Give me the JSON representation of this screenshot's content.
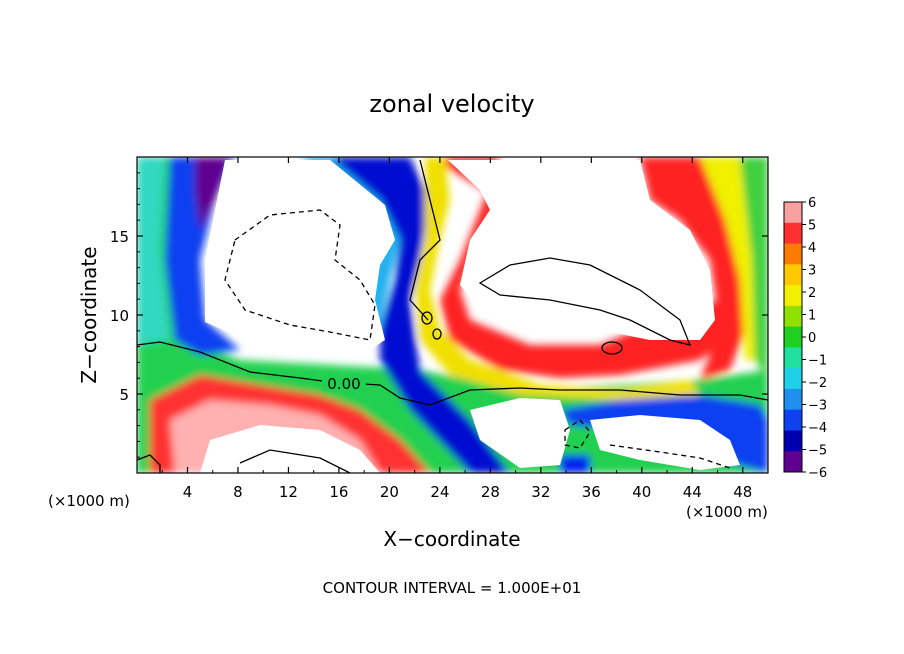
{
  "chart_data": {
    "type": "heatmap",
    "title": "zonal velocity",
    "xlabel": "X−coordinate",
    "ylabel": "Z−coordinate",
    "x_units_left": "(×1000 m)",
    "x_units_right": "(×1000 m)",
    "xlim": [
      0,
      50
    ],
    "ylim": [
      0,
      20
    ],
    "x_ticks": [
      4,
      8,
      12,
      16,
      20,
      24,
      28,
      32,
      36,
      40,
      44,
      48
    ],
    "y_ticks": [
      5,
      10,
      15
    ],
    "footer": "CONTOUR INTERVAL = 1.000E+01",
    "contour_label": "0.00",
    "colorbar": {
      "ticks": [
        6,
        5,
        4,
        3,
        2,
        1,
        0,
        -1,
        -2,
        -3,
        -4,
        -5,
        -6
      ],
      "tick_labels": [
        "6",
        "5",
        "4",
        "3",
        "2",
        "1",
        "0",
        "−1",
        "−2",
        "−3",
        "−4",
        "−5",
        "−6"
      ],
      "colors": [
        "#f6a0a0",
        "#ff3030",
        "#ff7a00",
        "#ffc800",
        "#f0f000",
        "#90e000",
        "#20d020",
        "#20e0a0",
        "#20d0e8",
        "#2090f0",
        "#1040f0",
        "#0000b0",
        "#600090"
      ]
    },
    "grid": false,
    "legend_placement": "right"
  }
}
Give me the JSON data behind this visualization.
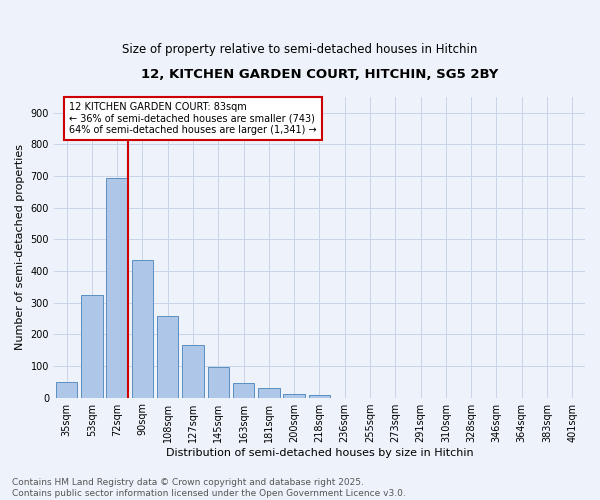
{
  "title": "12, KITCHEN GARDEN COURT, HITCHIN, SG5 2BY",
  "subtitle": "Size of property relative to semi-detached houses in Hitchin",
  "xlabel": "Distribution of semi-detached houses by size in Hitchin",
  "ylabel": "Number of semi-detached properties",
  "bar_labels": [
    "35sqm",
    "53sqm",
    "72sqm",
    "90sqm",
    "108sqm",
    "127sqm",
    "145sqm",
    "163sqm",
    "181sqm",
    "200sqm",
    "218sqm",
    "236sqm",
    "255sqm",
    "273sqm",
    "291sqm",
    "310sqm",
    "328sqm",
    "346sqm",
    "364sqm",
    "383sqm",
    "401sqm"
  ],
  "bar_values": [
    50,
    325,
    693,
    435,
    258,
    165,
    96,
    46,
    30,
    10,
    8,
    0,
    0,
    0,
    0,
    0,
    0,
    0,
    0,
    0,
    0
  ],
  "bar_color": "#aec6e8",
  "bar_edge_color": "#5a8fc2",
  "property_bar_index": 2,
  "vline_color": "#cc0000",
  "annotation_text": "12 KITCHEN GARDEN COURT: 83sqm\n← 36% of semi-detached houses are smaller (743)\n64% of semi-detached houses are larger (1,341) →",
  "annotation_box_color": "#ffffff",
  "annotation_box_edge": "#cc0000",
  "footer_text": "Contains HM Land Registry data © Crown copyright and database right 2025.\nContains public sector information licensed under the Open Government Licence v3.0.",
  "ylim": [
    0,
    950
  ],
  "yticks": [
    0,
    100,
    200,
    300,
    400,
    500,
    600,
    700,
    800,
    900
  ],
  "background_color": "#eef2fa",
  "grid_color": "#c8d4e8",
  "title_fontsize": 9.5,
  "subtitle_fontsize": 8.5,
  "xlabel_fontsize": 8,
  "ylabel_fontsize": 8,
  "tick_fontsize": 7,
  "annotation_fontsize": 7,
  "footer_fontsize": 6.5
}
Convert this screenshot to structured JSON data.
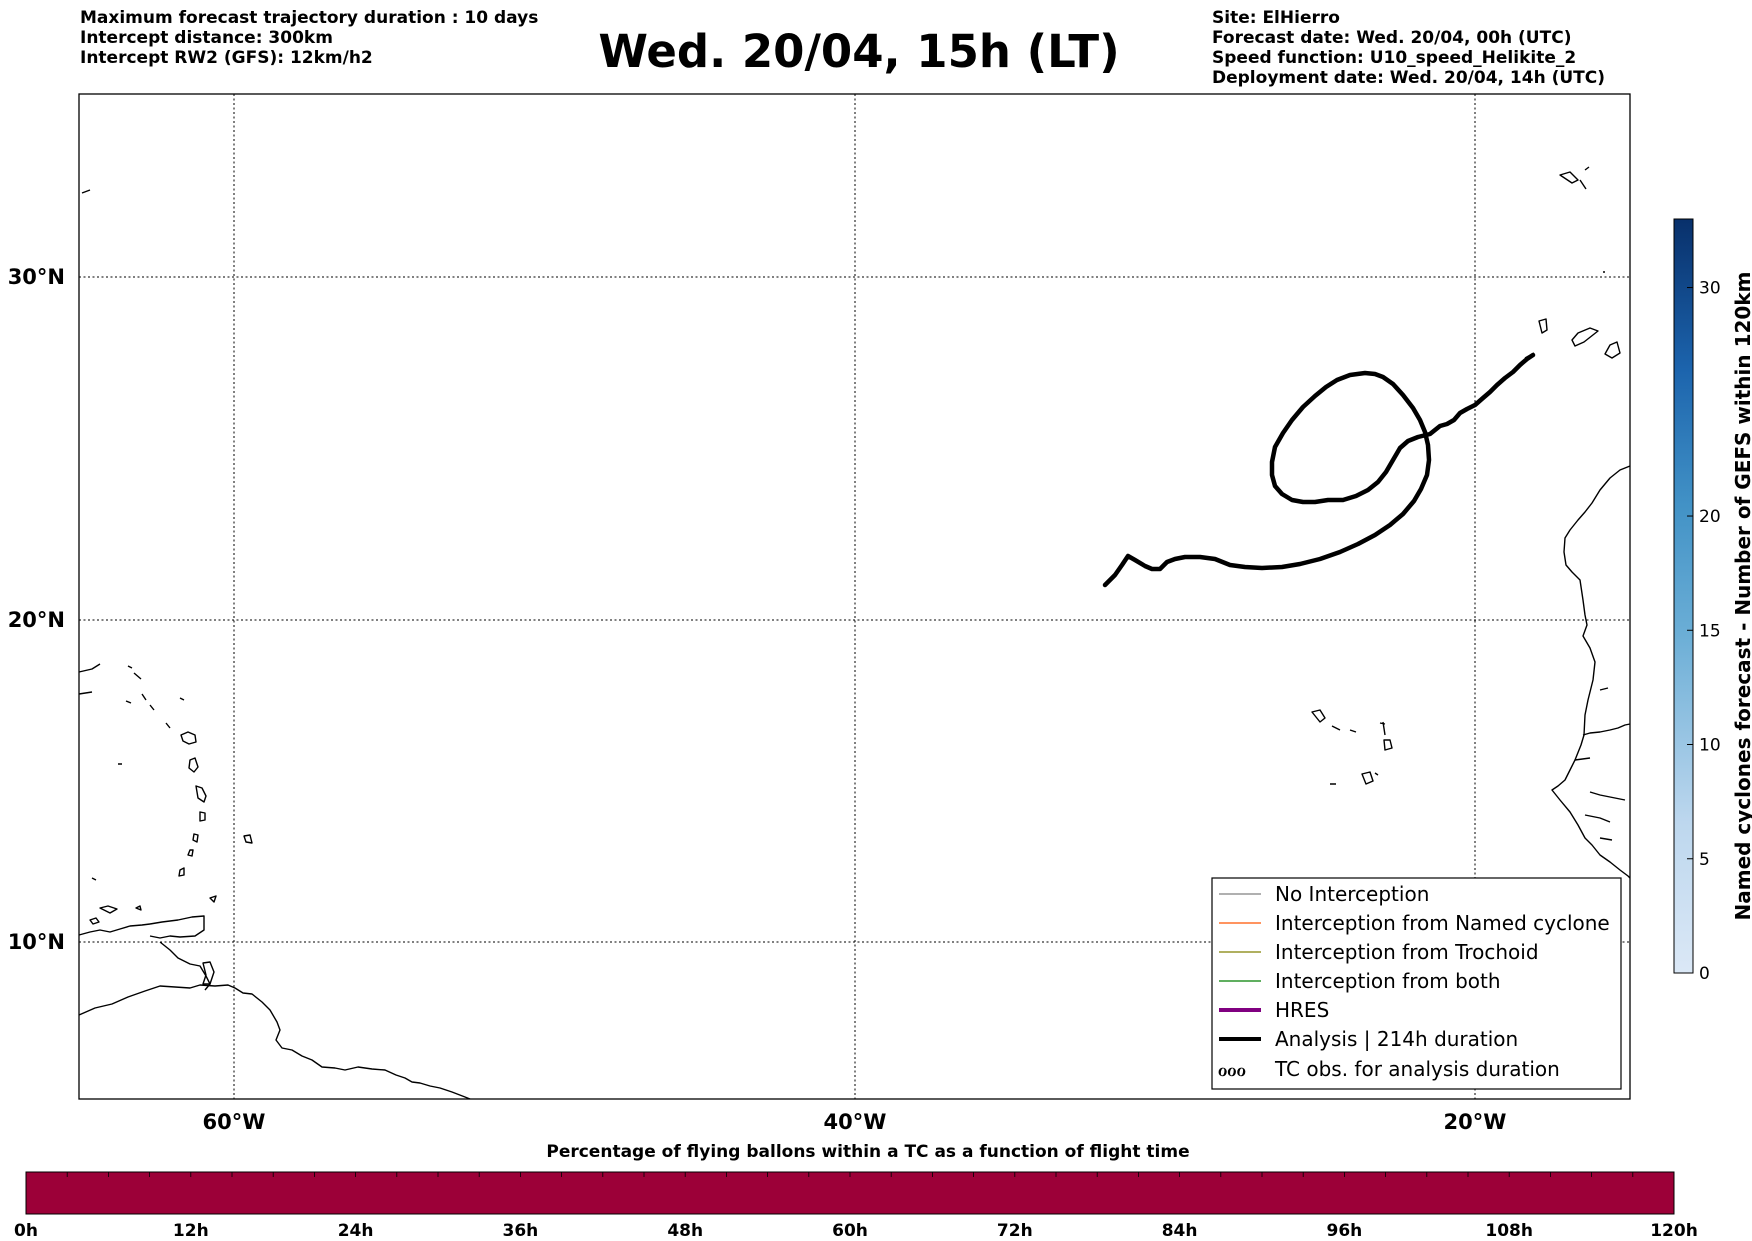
{
  "header_left": [
    "Maximum forecast trajectory duration : 10 days",
    "Intercept distance: 300km",
    "Intercept RW2 (GFS):  12km/h2"
  ],
  "title": "Wed. 20/04, 15h (LT)",
  "header_right": [
    "Site: ElHierro",
    "Forecast date: Wed. 20/04, 00h (UTC)",
    "Speed function: U10_speed_Helikite_2",
    "Deployment date: Wed. 20/04, 14h (UTC)"
  ],
  "map": {
    "lon_range": [
      -65,
      15
    ],
    "lat_range": [
      5,
      34.3
    ],
    "lon_ticks": [
      "60°W",
      "40°W",
      "20°W"
    ],
    "lat_ticks": [
      "30°N",
      "20°N",
      "10°N"
    ],
    "gridlines": true
  },
  "legend": [
    {
      "label": "No Interception",
      "color": "#808080",
      "style": "line"
    },
    {
      "label": "Interception from Named cyclone",
      "color": "#ff5500",
      "style": "line"
    },
    {
      "label": "Interception from Trochoid",
      "color": "#808000",
      "style": "line"
    },
    {
      "label": "Interception from both",
      "color": "#007f00",
      "style": "line"
    },
    {
      "label": "HRES",
      "color": "#800080",
      "style": "thick"
    },
    {
      "label": "Analysis | 214h duration",
      "color": "#000000",
      "style": "thick"
    },
    {
      "label": "TC obs. for analysis duration",
      "color": "#000000",
      "style": "symbols",
      "symbol": "ℴℴℴ"
    }
  ],
  "colorbar": {
    "label": "Named cyclones forecast - Number of GEFS within 120km",
    "ticks": [
      "0",
      "5",
      "10",
      "15",
      "20",
      "30"
    ],
    "tick_values": [
      0,
      5,
      10,
      15,
      20,
      30
    ],
    "max": 33
  },
  "bottom_bar": {
    "title": "Percentage of flying ballons within a TC as a function of flight time",
    "ticks": [
      "0h",
      "12h",
      "24h",
      "36h",
      "48h",
      "60h",
      "72h",
      "84h",
      "96h",
      "108h",
      "120h"
    ],
    "color": "#9c0038"
  }
}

··········

• [Work instructions] Which lines contain "GARDEN"? Copy each of them.

• [Task answer]
  "title": "12, KITCHEN GARDEN COURT, HITCHIN, SG5 2BY",
  "annotation_text": "12 KITCHEN GARDEN COURT: 83sqm\n← 36% of semi-detached houses are smaller (743)\n64% of semi-detached houses are larger (1,341) →",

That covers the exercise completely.